#### Written exercise:
Copy each line below in which the word "Number" occurs.

(Dataset entries)
▶

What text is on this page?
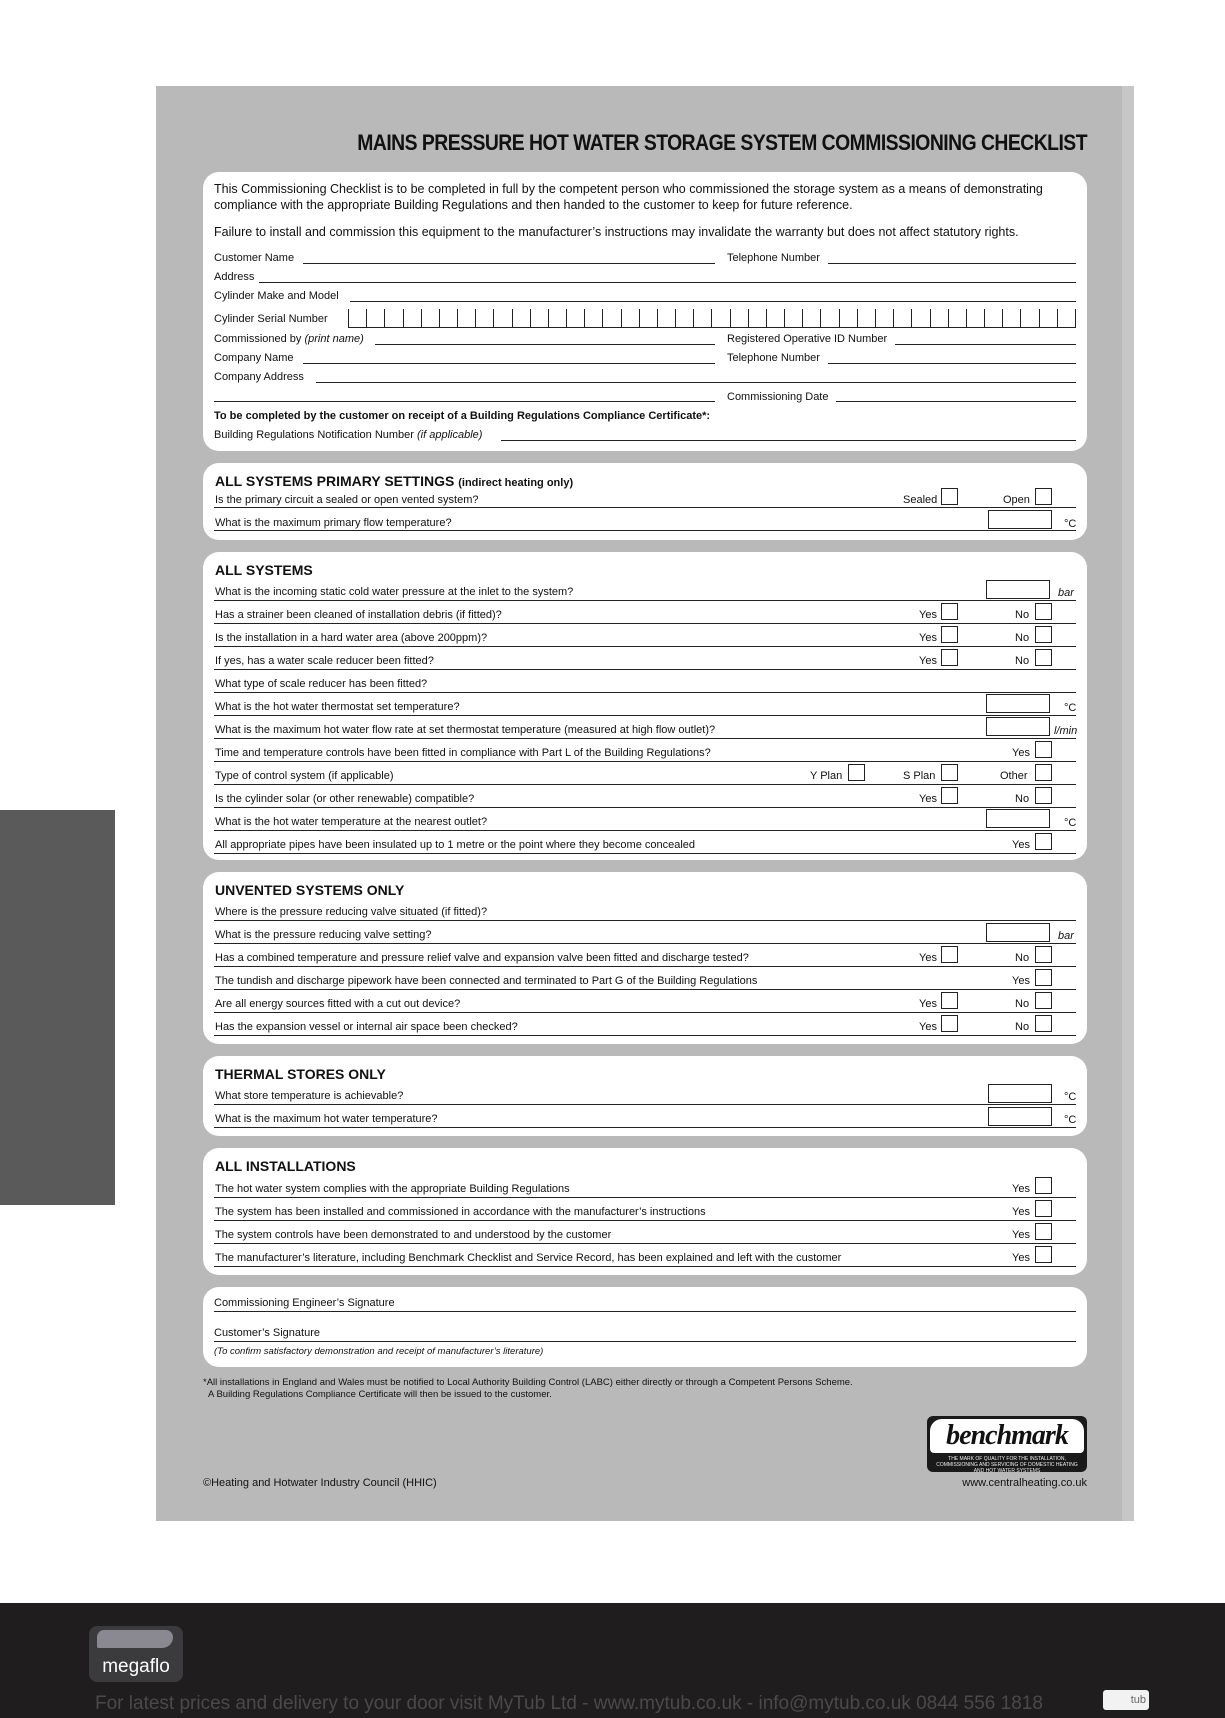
MAINS PRESSURE HOT WATER STORAGE SYSTEM COMMISSIONING CHECKLIST
This Commissioning Checklist is to be completed in full by the competent person who commissioned the storage system as a means of demonstrating compliance with the appropriate Building Regulations and then handed to the customer to keep for future reference.
Failure to install and commission this equipment to the manufacturer’s instructions may invalidate the warranty but does not affect statutory rights.
Customer Name	Telephone Number
Address
Cylinder Make and Model
Cylinder Serial Number
Commissioned by (print name)	Registered Operative ID Number
Company Name	Telephone Number
Company Address
Commissioning Date
To be completed by the customer on receipt of a Building Regulations Compliance Certificate*:
Building Regulations Notification Number (if applicable)
ALL SYSTEMS PRIMARY SETTINGS (indirect heating only)
Is the primary circuit a sealed or open vented system?	Sealed	Open
What is the maximum primary flow temperature?	°C
ALL SYSTEMS
What is the incoming static cold water pressure at the inlet to the system?	bar
Has a strainer been cleaned of installation debris (if fitted)?	Yes	No
Is the installation in a hard water area (above 200ppm)?	Yes	No
If yes, has a water scale reducer been fitted?	Yes	No
What type of scale reducer has been fitted?
What is the hot water thermostat set temperature?	°C
What is the maximum hot water flow rate at set thermostat temperature (measured at high flow outlet)?	l/min
Time and temperature controls have been fitted in compliance with Part L of the Building Regulations?	Yes
Type of control system (if applicable)	Y Plan	S Plan	Other
Is the cylinder solar (or other renewable) compatible?	Yes	No
What is the hot water temperature at the nearest outlet?	°C
All appropriate pipes have been insulated up to 1 metre or the point where they become concealed	Yes
UNVENTED SYSTEMS ONLY
Where is the pressure reducing valve situated (if fitted)?
What is the pressure reducing valve setting?	bar
Has a combined temperature and pressure relief valve and expansion valve been fitted and discharge tested?	Yes	No
The tundish and discharge pipework have been connected and terminated to Part G of the Building Regulations	Yes
Are all energy sources fitted with a cut out device?	Yes	No
Has the expansion vessel or internal air space been checked?	Yes	No
THERMAL STORES ONLY
What store temperature is achievable?	°C
What is the maximum hot water temperature?	°C
ALL INSTALLATIONS
The hot water system complies with the appropriate Building Regulations	Yes
The system has been installed and commissioned in accordance with the manufacturer’s instructions	Yes
The system controls have been demonstrated to and understood by the customer	Yes
The manufacturer’s literature, including Benchmark Checklist and Service Record, has been explained and left with the customer	Yes
Commissioning Engineer’s Signature
Customer’s Signature
(To confirm satisfactory demonstration and receipt of manufacturer’s literature)
*All installations in England and Wales must be notified to Local Authority Building Control (LABC) either directly or through a Competent Persons Scheme.
A Building Regulations Compliance Certificate will then be issued to the customer.
benchmark
THE MARK OF QUALITY FOR THE INSTALLATION, COMMISSIONING AND SERVICING OF DOMESTIC HEATING AND HOT WATER SYSTEMS
©Heating and Hotwater Industry Council (HHIC)	www.centralheating.co.uk
megaflo
For latest prices and delivery to your door visit MyTub Ltd - www.mytub.co.uk - info@mytub.co.uk 0844 556 1818	tub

◀

#### The reply:
Customer Name	Telephone Number
Cylinder Serial Number
Commissioned by (print name)	Registered Operative ID Number
Company Name	Telephone Number
Building Regulations Notification Number (if applicable)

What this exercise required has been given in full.